## Given instruction
Look through the data below and return each line where "usage" appears.

※

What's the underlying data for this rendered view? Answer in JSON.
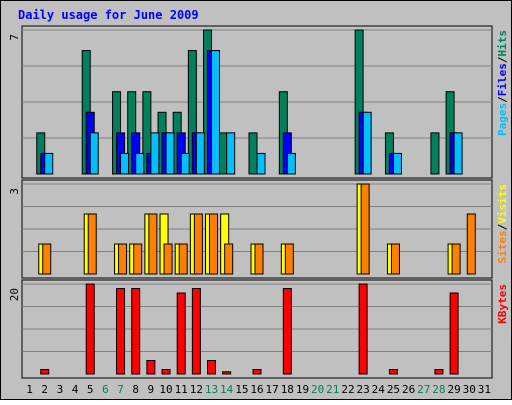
{
  "colors": {
    "frame_bg": "#c0c0c0",
    "plot_bg": "#c0c0c0",
    "grid": "#808080",
    "title": "#0000ff",
    "hits": "#00805c",
    "files": "#0000ff",
    "pages": "#00c0ff",
    "visits": "#ffff00",
    "sites": "#ff8000",
    "kbytes": "#ff0000",
    "weekend_label": "#00805c",
    "day_label": "#000000"
  },
  "chart_data": {
    "type": "bar",
    "title": "Daily usage for June 2009",
    "categories": [
      "1",
      "2",
      "3",
      "4",
      "5",
      "6",
      "7",
      "8",
      "9",
      "10",
      "11",
      "12",
      "13",
      "14",
      "15",
      "16",
      "17",
      "18",
      "19",
      "20",
      "21",
      "22",
      "23",
      "24",
      "25",
      "26",
      "27",
      "28",
      "29",
      "30",
      "31"
    ],
    "weekend_days": [
      "6",
      "7",
      "13",
      "14",
      "20",
      "21",
      "27",
      "28"
    ],
    "panels": [
      {
        "id": "hits",
        "max_label": "7",
        "ymax": 7,
        "legend": [
          {
            "text": "Pages",
            "color": "#00c0ff"
          },
          {
            "text": "/",
            "color": "#000000"
          },
          {
            "text": "Files",
            "color": "#0000ff"
          },
          {
            "text": "/",
            "color": "#000000"
          },
          {
            "text": "Hits",
            "color": "#00805c"
          }
        ],
        "series": [
          {
            "name": "Hits",
            "color": "#00805c",
            "values": [
              0,
              2,
              0,
              0,
              6,
              0,
              4,
              4,
              4,
              3,
              3,
              6,
              7,
              2,
              0,
              2,
              0,
              4,
              0,
              0,
              0,
              0,
              7,
              0,
              2,
              0,
              0,
              2,
              4,
              0,
              0
            ]
          },
          {
            "name": "Files",
            "color": "#0000ff",
            "values": [
              0,
              1,
              0,
              0,
              3,
              0,
              2,
              2,
              1,
              2,
              2,
              2,
              6,
              0,
              0,
              0,
              0,
              2,
              0,
              0,
              0,
              0,
              3,
              0,
              1,
              0,
              0,
              0,
              2,
              0,
              0
            ]
          },
          {
            "name": "Pages",
            "color": "#00c0ff",
            "values": [
              0,
              1,
              0,
              0,
              2,
              0,
              1,
              1,
              2,
              2,
              1,
              2,
              6,
              2,
              0,
              1,
              0,
              1,
              0,
              0,
              0,
              0,
              3,
              0,
              1,
              0,
              0,
              0,
              2,
              0,
              0
            ]
          }
        ]
      },
      {
        "id": "visits",
        "max_label": "3",
        "ymax": 3,
        "legend": [
          {
            "text": "Sites",
            "color": "#ff8000"
          },
          {
            "text": "/",
            "color": "#000000"
          },
          {
            "text": "Visits",
            "color": "#ffff00"
          }
        ],
        "series": [
          {
            "name": "Visits",
            "color": "#ffff00",
            "values": [
              0,
              1,
              0,
              0,
              2,
              0,
              1,
              1,
              2,
              2,
              1,
              2,
              2,
              2,
              0,
              1,
              0,
              1,
              0,
              0,
              0,
              0,
              3,
              0,
              1,
              0,
              0,
              0,
              1,
              0,
              0
            ]
          },
          {
            "name": "Sites",
            "color": "#ff8000",
            "values": [
              0,
              1,
              0,
              0,
              2,
              0,
              1,
              1,
              2,
              1,
              1,
              2,
              2,
              1,
              0,
              1,
              0,
              1,
              0,
              0,
              0,
              0,
              3,
              0,
              1,
              0,
              0,
              0,
              1,
              2,
              0
            ]
          }
        ]
      },
      {
        "id": "kbytes",
        "max_label": "20",
        "ymax": 20,
        "legend": [
          {
            "text": "KBytes",
            "color": "#ff0000"
          }
        ],
        "series": [
          {
            "name": "KBytes",
            "color": "#ff0000",
            "values": [
              0,
              1,
              0,
              0,
              20,
              0,
              19,
              19,
              3,
              1,
              18,
              19,
              3,
              0.5,
              0,
              1,
              0,
              19,
              0,
              0,
              0,
              0,
              20,
              0,
              1,
              0,
              0,
              1,
              18,
              0,
              0
            ]
          }
        ]
      }
    ]
  }
}
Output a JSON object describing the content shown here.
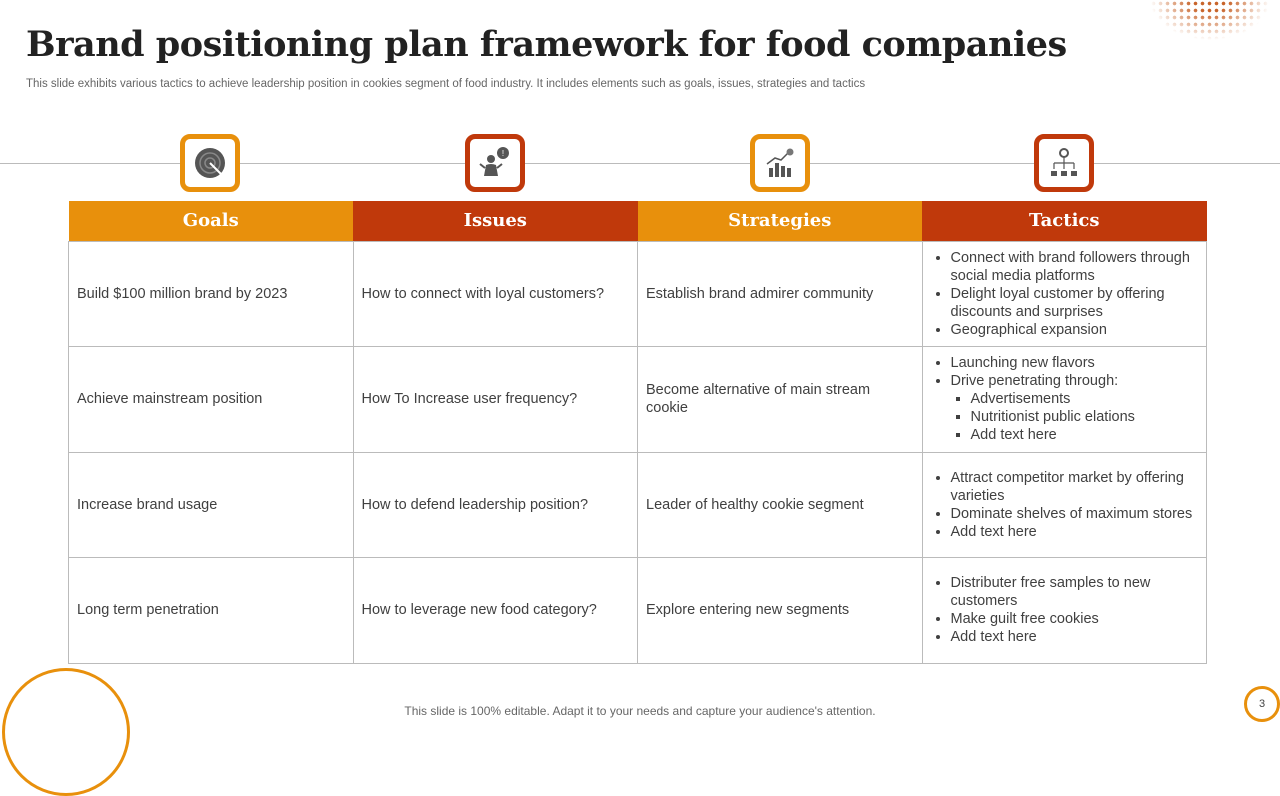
{
  "title": "Brand positioning plan framework for food companies",
  "subtitle": "This slide exhibits various tactics to achieve leadership position in cookies segment of food industry. It includes elements such as goals, issues, strategies and tactics",
  "colors": {
    "orange": "#E8900C",
    "red": "#C0390B"
  },
  "headers": [
    "Goals",
    "Issues",
    "Strategies",
    "Tactics"
  ],
  "icons": [
    "target-icon",
    "person-question-icon",
    "growth-chart-icon",
    "process-hierarchy-icon"
  ],
  "rows": [
    {
      "goal": "Build $100 million brand by 2023",
      "issue": "How to connect with loyal customers?",
      "strategy": "Establish brand admirer community",
      "tactics": [
        "Connect with brand followers through social media platforms",
        "Delight loyal customer by offering discounts and surprises",
        "Geographical expansion"
      ]
    },
    {
      "goal": "Achieve mainstream position",
      "issue": "How To Increase user frequency?",
      "strategy": "Become alternative of main stream cookie",
      "tactics": [
        "Launching new flavors",
        "Drive penetrating through:"
      ],
      "subtactics": [
        "Advertisements",
        "Nutritionist public elations",
        "Add text here"
      ]
    },
    {
      "goal": "Increase brand usage",
      "issue": "How to defend leadership position?",
      "strategy": "Leader of healthy cookie segment",
      "tactics": [
        "Attract competitor market by offering varieties",
        "Dominate shelves of maximum stores",
        "Add text here"
      ]
    },
    {
      "goal": "Long term penetration",
      "issue": "How to leverage new food category?",
      "strategy": "Explore entering new segments",
      "tactics": [
        "Distributer free samples to new customers",
        "Make guilt free cookies",
        "Add text here"
      ]
    }
  ],
  "footer": "This slide is 100% editable. Adapt it to your needs and capture your audience's attention.",
  "page_number": "3"
}
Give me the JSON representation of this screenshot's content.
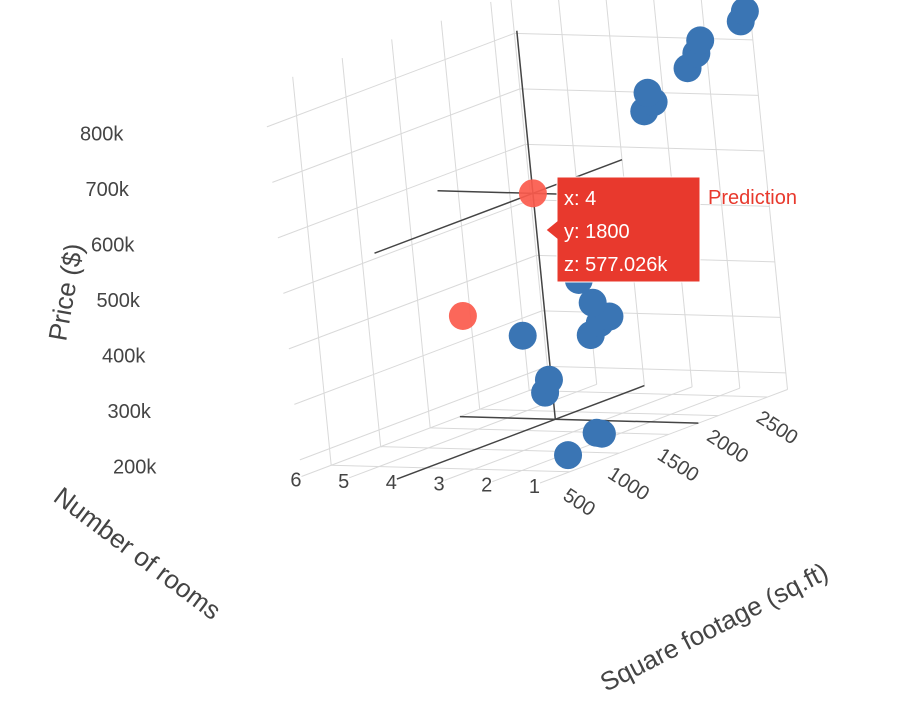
{
  "chart_data": {
    "type": "scatter3d",
    "title": "",
    "axes": {
      "x": {
        "title": "Number of rooms",
        "range": [
          1,
          6
        ],
        "ticks": [
          1,
          2,
          3,
          4,
          5,
          6
        ],
        "tick_labels": [
          "1",
          "2",
          "3",
          "4",
          "5",
          "6"
        ]
      },
      "y": {
        "title": "Square footage (sq.ft)",
        "range": [
          200,
          2700
        ],
        "ticks": [
          500,
          1000,
          1500,
          2000,
          2500
        ],
        "tick_labels": [
          "500",
          "1000",
          "1500",
          "2000",
          "2500"
        ]
      },
      "z": {
        "title": "Price ($)",
        "range": [
          170000,
          870000
        ],
        "ticks": [
          200000,
          300000,
          400000,
          500000,
          600000,
          700000,
          800000
        ],
        "tick_labels": [
          "200k",
          "300k",
          "400k",
          "500k",
          "600k",
          "700k",
          "800k"
        ]
      }
    },
    "series": [
      {
        "color": "#3a75b4",
        "points": [
          {
            "x": 1,
            "y": 500,
            "z": 200000
          },
          {
            "x": 1,
            "y": 800,
            "z": 220000
          },
          {
            "x": 1,
            "y": 850,
            "z": 215000
          },
          {
            "x": 2,
            "y": 800,
            "z": 290000
          },
          {
            "x": 2,
            "y": 850,
            "z": 310000
          },
          {
            "x": 2,
            "y": 1300,
            "z": 360000
          },
          {
            "x": 2,
            "y": 1350,
            "z": 415000
          },
          {
            "x": 2,
            "y": 1400,
            "z": 375000
          },
          {
            "x": 2,
            "y": 1500,
            "z": 380000
          },
          {
            "x": 3,
            "y": 1100,
            "z": 370000
          },
          {
            "x": 3,
            "y": 1700,
            "z": 430000
          },
          {
            "x": 3,
            "y": 1750,
            "z": 480000
          },
          {
            "x": 3,
            "y": 1800,
            "z": 520000
          },
          {
            "x": 3,
            "y": 1850,
            "z": 528000
          },
          {
            "x": 3,
            "y": 1950,
            "z": 540000
          },
          {
            "x": 3,
            "y": 2500,
            "z": 680000
          },
          {
            "x": 3,
            "y": 2600,
            "z": 690000
          },
          {
            "x": 3,
            "y": 2550,
            "z": 710000
          },
          {
            "x": 2,
            "y": 2500,
            "z": 760000
          },
          {
            "x": 2,
            "y": 2600,
            "z": 780000
          },
          {
            "x": 2,
            "y": 2650,
            "z": 800000
          },
          {
            "x": 1,
            "y": 2600,
            "z": 840000
          },
          {
            "x": 1,
            "y": 2650,
            "z": 855000
          }
        ]
      },
      {
        "name": "Prediction",
        "color": "#fb5a4c",
        "points": [
          {
            "x": 4,
            "y": 1800,
            "z": 577026
          },
          {
            "x": 4,
            "y": 1000,
            "z": 410000
          }
        ]
      }
    ],
    "hover": {
      "series_name": "Prediction",
      "lines": [
        "x: 4",
        "y: 1800",
        "z: 577.026k"
      ],
      "color": "#e8392d"
    },
    "colors": {
      "grid": "#d9d9d9",
      "spike": "#444444",
      "axis_text": "#444444"
    }
  }
}
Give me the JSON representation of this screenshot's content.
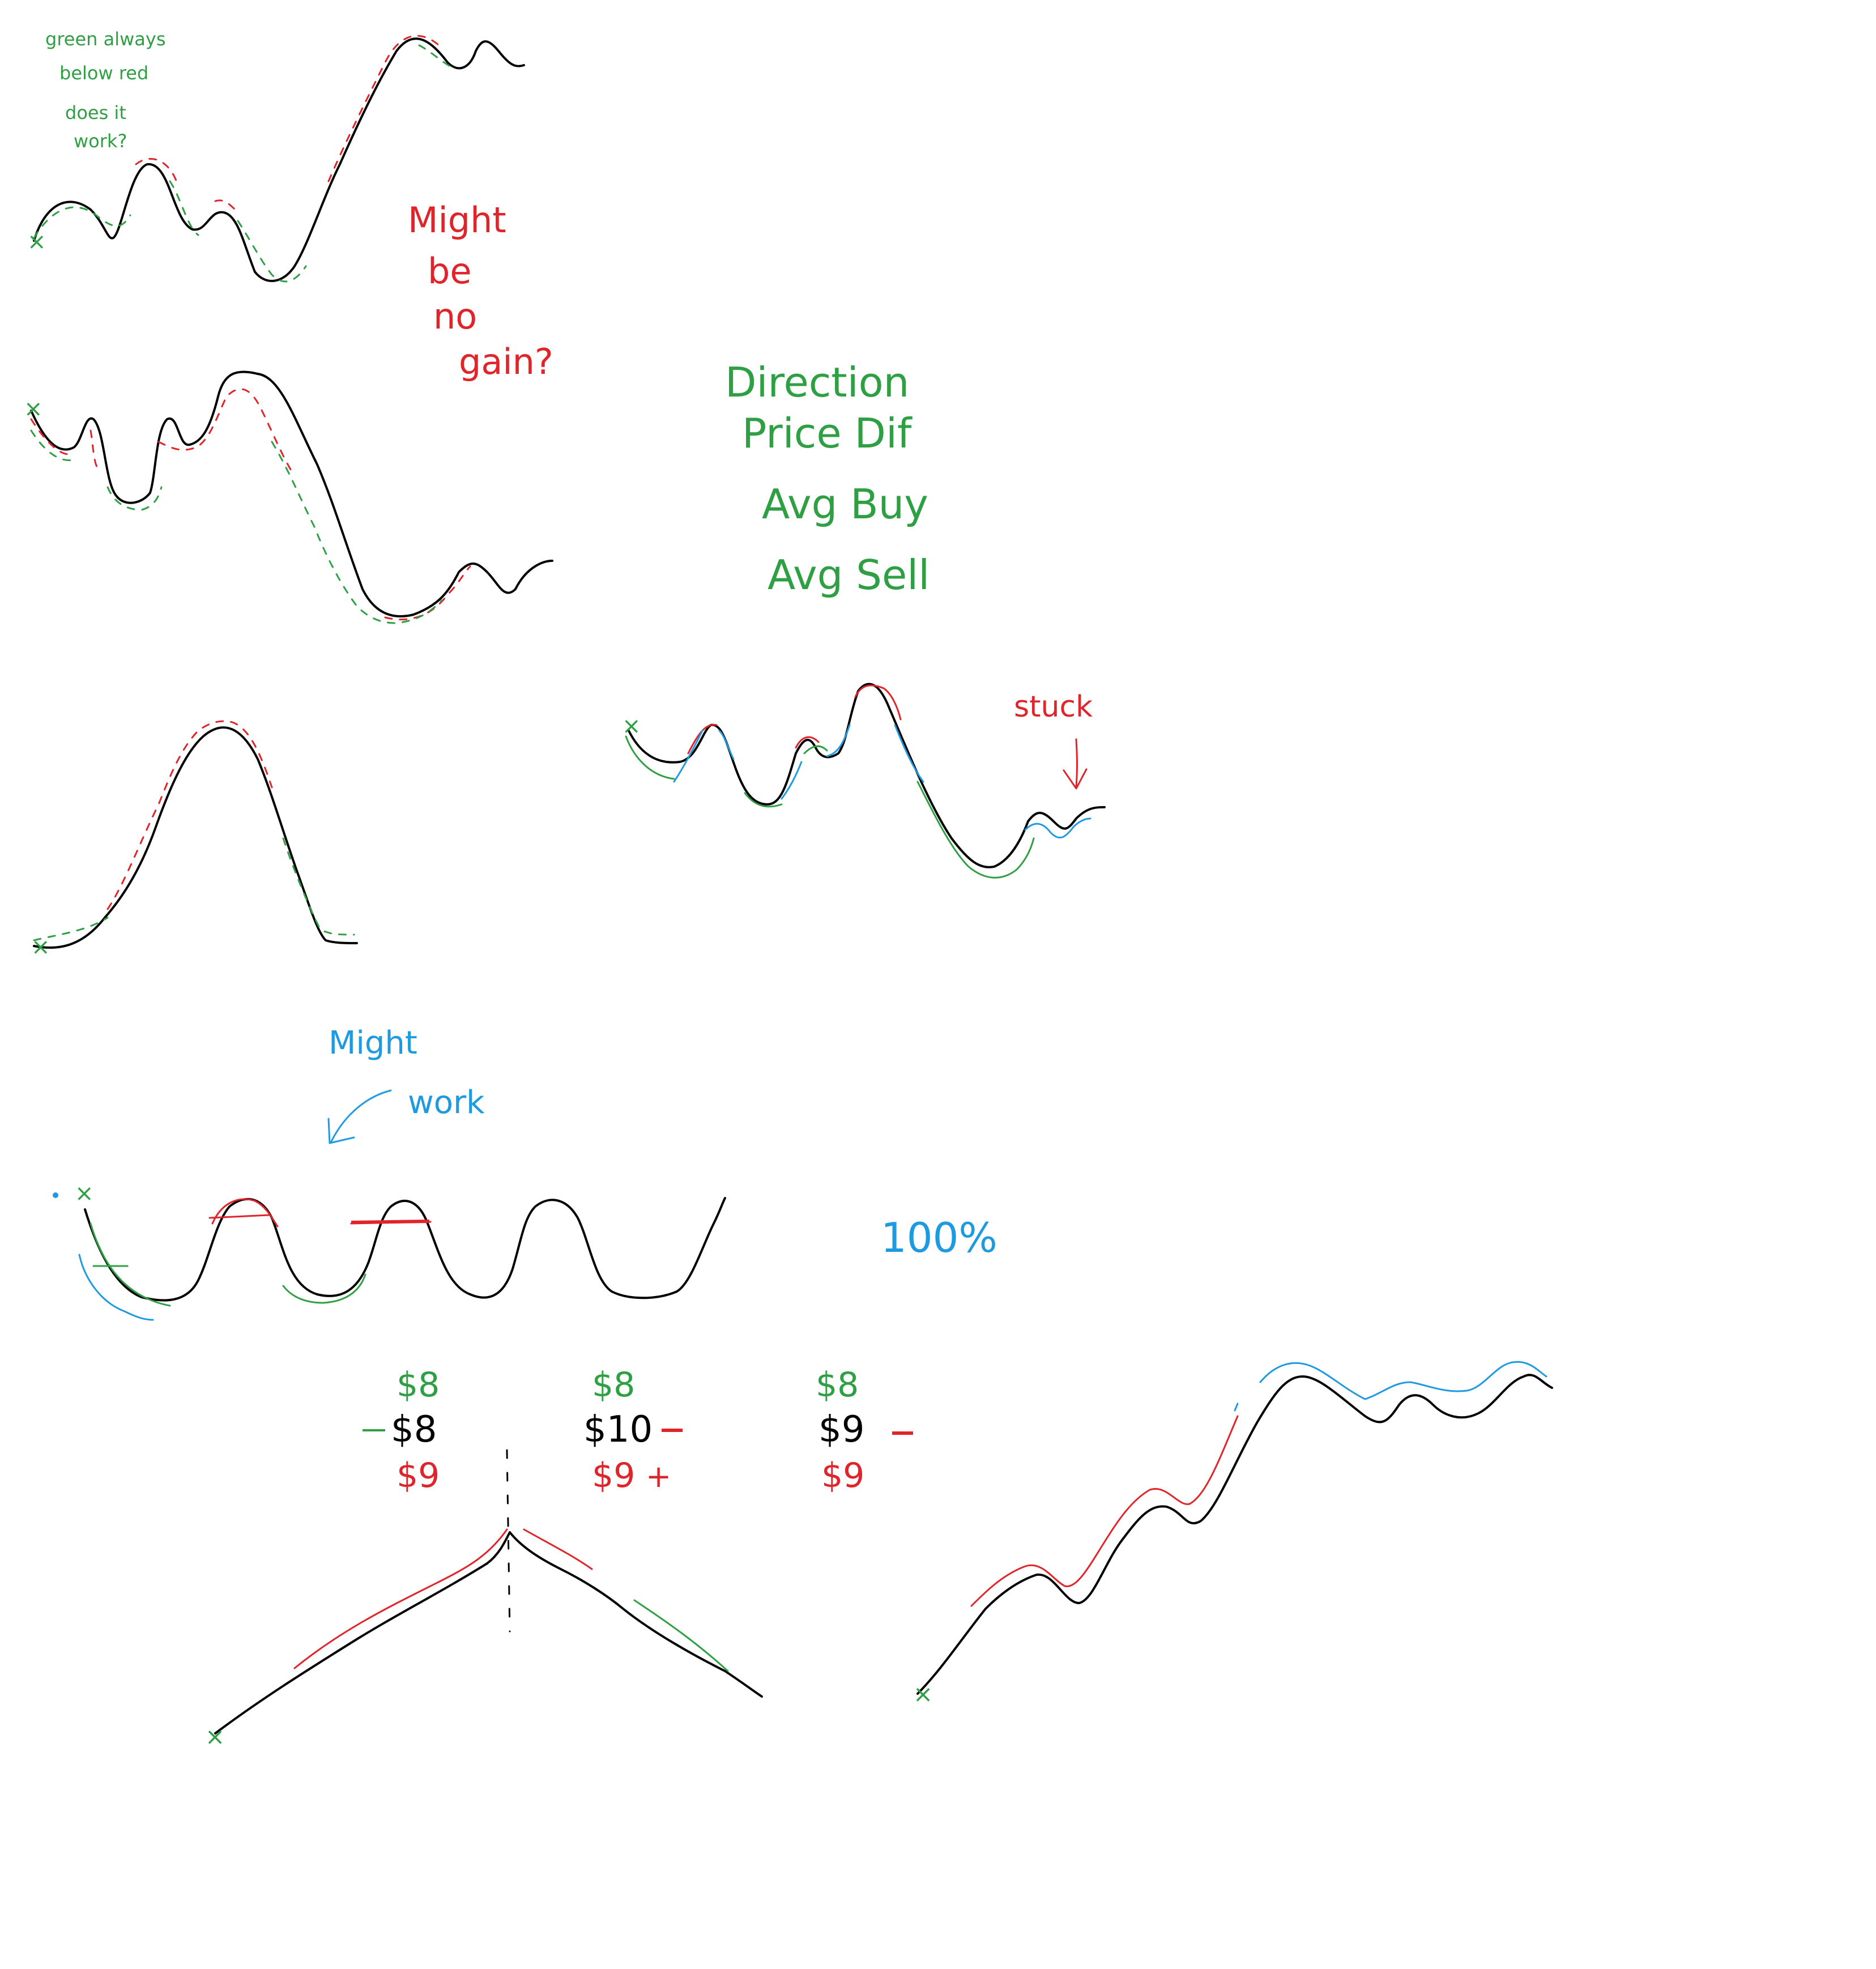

※

## Output
    "title": "Daily usage for June 2009",
      "goal": "Increase brand usage",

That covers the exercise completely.